=== GIVEN EXERCISE ===
All of the records below need to be copied exactly.

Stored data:
■ ■ ■ ■ ■ ■ ■
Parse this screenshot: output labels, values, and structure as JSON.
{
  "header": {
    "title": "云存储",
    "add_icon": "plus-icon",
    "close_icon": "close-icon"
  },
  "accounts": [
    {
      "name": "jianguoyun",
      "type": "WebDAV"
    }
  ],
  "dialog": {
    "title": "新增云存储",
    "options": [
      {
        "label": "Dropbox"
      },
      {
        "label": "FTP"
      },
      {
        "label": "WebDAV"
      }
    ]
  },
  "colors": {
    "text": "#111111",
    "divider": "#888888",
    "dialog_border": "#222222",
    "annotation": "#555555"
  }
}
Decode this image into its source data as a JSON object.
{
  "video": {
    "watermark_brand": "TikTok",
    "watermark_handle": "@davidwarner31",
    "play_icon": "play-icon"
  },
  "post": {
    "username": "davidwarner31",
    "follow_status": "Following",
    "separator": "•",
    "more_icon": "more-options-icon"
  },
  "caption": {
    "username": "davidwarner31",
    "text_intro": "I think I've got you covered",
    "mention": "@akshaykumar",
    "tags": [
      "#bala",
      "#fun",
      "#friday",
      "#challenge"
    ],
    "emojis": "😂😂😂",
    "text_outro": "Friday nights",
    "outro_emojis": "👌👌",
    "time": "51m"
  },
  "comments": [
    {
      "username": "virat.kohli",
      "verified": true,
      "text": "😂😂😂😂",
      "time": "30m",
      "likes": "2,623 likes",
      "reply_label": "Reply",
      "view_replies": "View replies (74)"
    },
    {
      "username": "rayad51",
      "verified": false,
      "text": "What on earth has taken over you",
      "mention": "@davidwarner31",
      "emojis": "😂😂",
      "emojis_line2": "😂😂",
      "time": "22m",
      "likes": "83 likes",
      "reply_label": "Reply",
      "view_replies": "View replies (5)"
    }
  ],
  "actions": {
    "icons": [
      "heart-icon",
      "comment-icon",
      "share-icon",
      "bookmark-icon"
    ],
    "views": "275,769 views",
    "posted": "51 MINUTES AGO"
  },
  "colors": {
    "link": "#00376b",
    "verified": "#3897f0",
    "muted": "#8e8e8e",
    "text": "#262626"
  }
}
■ ■ ■ ■ ■ ■ ■
=== RIGHT ANSWER ===
Parse this screenshot: output labels, values, and structure as JSON.
{
  "header": {
    "title": "云存储",
    "add_icon": "plus-icon",
    "close_icon": "close-icon"
  },
  "accounts": [
    {
      "name": "jianguoyun",
      "type": "WebDAV"
    }
  ],
  "dialog": {
    "title": "新增云存储",
    "options": [
      {
        "label": "Dropbox"
      },
      {
        "label": "FTP"
      },
      {
        "label": "WebDAV"
      }
    ]
  },
  "colors": {
    "text": "#111111",
    "divider": "#888888",
    "dialog_border": "#222222",
    "annotation": "#555555"
  }
}
Decode this image into its source data as a JSON object.
{
  "video": {
    "watermark_brand": "TikTok",
    "watermark_handle": "@davidwarner31",
    "play_icon": "play-icon"
  },
  "post": {
    "username": "davidwarner31",
    "follow_status": "Following",
    "separator": "•",
    "more_icon": "more-options-icon"
  },
  "caption": {
    "username": "davidwarner31",
    "text_intro": "I think I've got you covered",
    "mention": "@akshaykumar",
    "tags": [
      "#bala",
      "#fun",
      "#friday",
      "#challenge"
    ],
    "emojis": "😂😂😂",
    "text_outro": "Friday nights",
    "outro_emojis": "👌👌",
    "time": "51m"
  },
  "comments": [
    {
      "username": "virat.kohli",
      "verified": true,
      "text": "😂😂😂😂",
      "time": "30m",
      "likes": "2,623 likes",
      "reply_label": "Reply",
      "view_replies": "View replies (74)"
    },
    {
      "username": "rayad51",
      "verified": false,
      "text": "What on earth has taken over you",
      "mention": "@davidwarner31",
      "emojis": "😂😂",
      "emojis_line2": "😂😂",
      "time": "22m",
      "likes": "83 likes",
      "reply_label": "Reply",
      "view_replies": "View replies (5)"
    }
  ],
  "actions": {
    "icons": [
      "heart-icon",
      "comment-icon",
      "share-icon",
      "bookmark-icon"
    ],
    "views": "275,769 views",
    "posted": "51 MINUTES AGO"
  },
  "colors": {
    "link": "#00376b",
    "verified": "#3897f0",
    "muted": "#8e8e8e",
    "text": "#262626"
  }
}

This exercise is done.